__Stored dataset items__
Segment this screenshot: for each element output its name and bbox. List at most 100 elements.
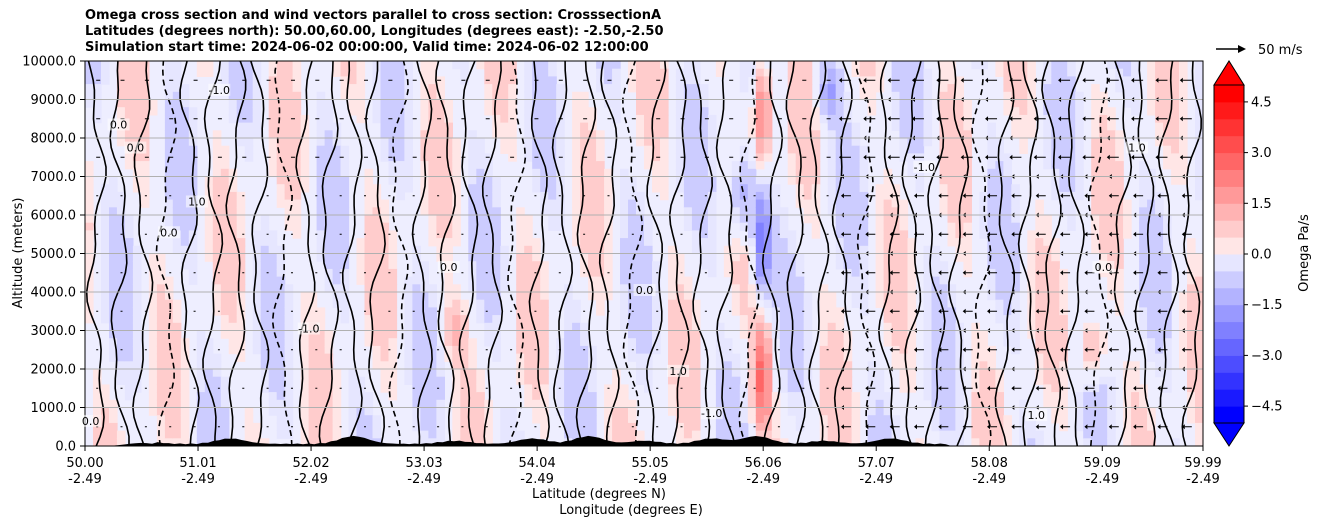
field-cell	[396, 107, 405, 116]
field-cell	[1195, 68, 1203, 77]
field-cell	[308, 369, 318, 378]
field-cell	[835, 438, 845, 446]
field-cell	[572, 207, 581, 216]
field-cell	[979, 369, 988, 378]
field-cell	[93, 68, 102, 77]
field-cell	[172, 299, 182, 308]
field-cell	[332, 276, 342, 285]
field-cell	[468, 184, 477, 193]
field-cell	[116, 107, 126, 116]
field-cell	[101, 307, 110, 316]
field-cell	[324, 330, 334, 339]
field-cell	[124, 215, 134, 224]
field-cell	[116, 369, 126, 378]
field-cell	[356, 114, 366, 124]
field-cell	[436, 122, 445, 131]
field-cell	[380, 330, 390, 339]
field-cell	[204, 245, 214, 255]
field-cell	[636, 276, 645, 285]
field-cell	[715, 61, 725, 70]
field-cell	[747, 307, 757, 316]
field-cell	[428, 299, 437, 308]
field-cell	[660, 61, 669, 70]
field-cell	[260, 322, 270, 332]
field-cell	[132, 184, 142, 193]
field-cell	[532, 338, 541, 347]
field-cell	[867, 415, 877, 424]
field-cell	[1067, 84, 1076, 93]
field-cell	[588, 153, 597, 162]
field-cell	[668, 307, 677, 316]
field-cell	[827, 369, 837, 378]
field-cell	[412, 399, 421, 409]
field-cell	[580, 361, 589, 370]
field-cell	[332, 392, 342, 401]
field-cell	[1043, 230, 1052, 239]
field-cell	[827, 68, 837, 77]
field-cell	[995, 292, 1004, 301]
field-cell	[1011, 299, 1020, 308]
field-cell	[516, 430, 525, 439]
field-cell	[204, 376, 214, 385]
field-cell	[1123, 76, 1132, 85]
field-cell	[188, 130, 198, 139]
field-cell	[1147, 422, 1156, 432]
field-cell	[444, 191, 453, 201]
field-cell	[540, 153, 549, 162]
field-cell	[156, 384, 166, 393]
field-cell	[835, 230, 845, 239]
field-cell	[747, 369, 757, 378]
field-cell	[508, 130, 517, 139]
field-cell	[452, 292, 461, 301]
field-cell	[963, 176, 972, 185]
field-cell	[532, 376, 541, 385]
field-cell	[859, 191, 869, 201]
field-cell	[835, 353, 845, 362]
field-cell	[636, 361, 645, 370]
field-cell	[628, 253, 637, 262]
field-cell	[364, 415, 374, 424]
field-cell	[963, 207, 972, 216]
field-cell	[883, 299, 893, 308]
field-cell	[1043, 68, 1052, 77]
field-cell	[109, 184, 118, 193]
field-cell	[995, 438, 1004, 446]
field-cell	[1187, 338, 1196, 347]
field-cell	[636, 99, 645, 108]
field-cell	[1003, 199, 1012, 208]
field-cell	[604, 168, 613, 178]
field-cell	[532, 61, 541, 70]
field-cell	[524, 307, 533, 316]
field-cell	[827, 84, 837, 93]
field-cell	[420, 268, 429, 278]
field-cell	[164, 76, 174, 85]
field-cell	[628, 338, 637, 347]
field-cell	[1027, 84, 1036, 93]
field-cell	[268, 407, 278, 416]
field-cell	[1107, 276, 1116, 285]
field-cell	[540, 322, 549, 332]
field-cell	[843, 199, 853, 208]
field-cell	[404, 68, 413, 77]
field-cell	[1027, 322, 1036, 332]
field-cell	[324, 415, 334, 424]
field-cell	[508, 138, 517, 147]
field-cell	[899, 245, 909, 255]
field-cell	[388, 307, 398, 316]
field-cell	[1051, 369, 1060, 378]
field-cell	[1099, 238, 1108, 247]
field-cell	[140, 199, 150, 208]
field-cell	[564, 292, 573, 301]
field-cell	[1107, 222, 1116, 231]
field-cell	[596, 230, 605, 239]
field-cell	[140, 176, 150, 185]
field-cell	[707, 253, 717, 262]
field-cell	[356, 84, 366, 93]
field-cell	[1115, 61, 1124, 70]
field-cell	[795, 345, 805, 355]
field-cell	[787, 399, 797, 409]
field-cell	[715, 369, 725, 378]
field-cell	[755, 276, 765, 285]
field-cell	[1003, 84, 1012, 93]
field-cell	[683, 114, 693, 124]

__Directive__
Convert every line of the data above into a JSON list of strings, one string per line, omitting any blank lines. Leave the picture out of the result.

__Result of the task__
[
  "Segment this screenshot: for each element output its name and bbox. List at most 100 elements.",
  "field-cell\t[396, 107, 405, 116]",
  "field-cell\t[1195, 68, 1203, 77]",
  "field-cell\t[308, 369, 318, 378]",
  "field-cell\t[835, 438, 845, 446]",
  "field-cell\t[572, 207, 581, 216]",
  "field-cell\t[979, 369, 988, 378]",
  "field-cell\t[93, 68, 102, 77]",
  "field-cell\t[172, 299, 182, 308]",
  "field-cell\t[332, 276, 342, 285]",
  "field-cell\t[468, 184, 477, 193]",
  "field-cell\t[116, 107, 126, 116]",
  "field-cell\t[101, 307, 110, 316]",
  "field-cell\t[324, 330, 334, 339]",
  "field-cell\t[124, 215, 134, 224]",
  "field-cell\t[116, 369, 126, 378]",
  "field-cell\t[356, 114, 366, 124]",
  "field-cell\t[436, 122, 445, 131]",
  "field-cell\t[380, 330, 390, 339]",
  "field-cell\t[204, 245, 214, 255]",
  "field-cell\t[636, 276, 645, 285]",
  "field-cell\t[715, 61, 725, 70]",
  "field-cell\t[747, 307, 757, 316]",
  "field-cell\t[428, 299, 437, 308]",
  "field-cell\t[660, 61, 669, 70]",
  "field-cell\t[260, 322, 270, 332]",
  "field-cell\t[132, 184, 142, 193]",
  "field-cell\t[532, 338, 541, 347]",
  "field-cell\t[867, 415, 877, 424]",
  "field-cell\t[1067, 84, 1076, 93]",
  "field-cell\t[588, 153, 597, 162]",
  "field-cell\t[668, 307, 677, 316]",
  "field-cell\t[827, 369, 837, 378]",
  "field-cell\t[412, 399, 421, 409]",
  "field-cell\t[580, 361, 589, 370]",
  "field-cell\t[332, 392, 342, 401]",
  "field-cell\t[1043, 230, 1052, 239]",
  "field-cell\t[827, 68, 837, 77]",
  "field-cell\t[995, 292, 1004, 301]",
  "field-cell\t[1011, 299, 1020, 308]",
  "field-cell\t[516, 430, 525, 439]",
  "field-cell\t[204, 376, 214, 385]",
  "field-cell\t[1123, 76, 1132, 85]",
  "field-cell\t[188, 130, 198, 139]",
  "field-cell\t[1147, 422, 1156, 432]",
  "field-cell\t[444, 191, 453, 201]",
  "field-cell\t[540, 153, 549, 162]",
  "field-cell\t[156, 384, 166, 393]",
  "field-cell\t[835, 230, 845, 239]",
  "field-cell\t[747, 369, 757, 378]",
  "field-cell\t[508, 130, 517, 139]",
  "field-cell\t[452, 292, 461, 301]",
  "field-cell\t[963, 176, 972, 185]",
  "field-cell\t[532, 376, 541, 385]",
  "field-cell\t[859, 191, 869, 201]",
  "field-cell\t[835, 353, 845, 362]",
  "field-cell\t[636, 361, 645, 370]",
  "field-cell\t[628, 253, 637, 262]",
  "field-cell\t[364, 415, 374, 424]",
  "field-cell\t[963, 207, 972, 216]",
  "field-cell\t[883, 299, 893, 308]",
  "field-cell\t[1043, 68, 1052, 77]",
  "field-cell\t[109, 184, 118, 193]",
  "field-cell\t[995, 438, 1004, 446]",
  "field-cell\t[1187, 338, 1196, 347]",
  "field-cell\t[636, 99, 645, 108]",
  "field-cell\t[1003, 199, 1012, 208]",
  "field-cell\t[604, 168, 613, 178]",
  "field-cell\t[532, 61, 541, 70]",
  "field-cell\t[524, 307, 533, 316]",
  "field-cell\t[827, 84, 837, 93]",
  "field-cell\t[420, 268, 429, 278]",
  "field-cell\t[164, 76, 174, 85]",
  "field-cell\t[628, 338, 637, 347]",
  "field-cell\t[1027, 84, 1036, 93]",
  "field-cell\t[268, 407, 278, 416]",
  "field-cell\t[1107, 276, 1116, 285]",
  "field-cell\t[540, 322, 549, 332]",
  "field-cell\t[843, 199, 853, 208]",
  "field-cell\t[404, 68, 413, 77]",
  "field-cell\t[1027, 322, 1036, 332]",
  "field-cell\t[324, 415, 334, 424]",
  "field-cell\t[508, 138, 517, 147]",
  "field-cell\t[899, 245, 909, 255]",
  "field-cell\t[388, 307, 398, 316]",
  "field-cell\t[1051, 369, 1060, 378]",
  "field-cell\t[1099, 238, 1108, 247]",
  "field-cell\t[140, 199, 150, 208]",
  "field-cell\t[564, 292, 573, 301]",
  "field-cell\t[1107, 222, 1116, 231]",
  "field-cell\t[596, 230, 605, 239]",
  "field-cell\t[140, 176, 150, 185]",
  "field-cell\t[707, 253, 717, 262]",
  "field-cell\t[356, 84, 366, 93]",
  "field-cell\t[1115, 61, 1124, 70]",
  "field-cell\t[795, 345, 805, 355]",
  "field-cell\t[787, 399, 797, 409]",
  "field-cell\t[715, 369, 725, 378]",
  "field-cell\t[755, 276, 765, 285]",
  "field-cell\t[1003, 84, 1012, 93]",
  "field-cell\t[683, 114, 693, 124]"
]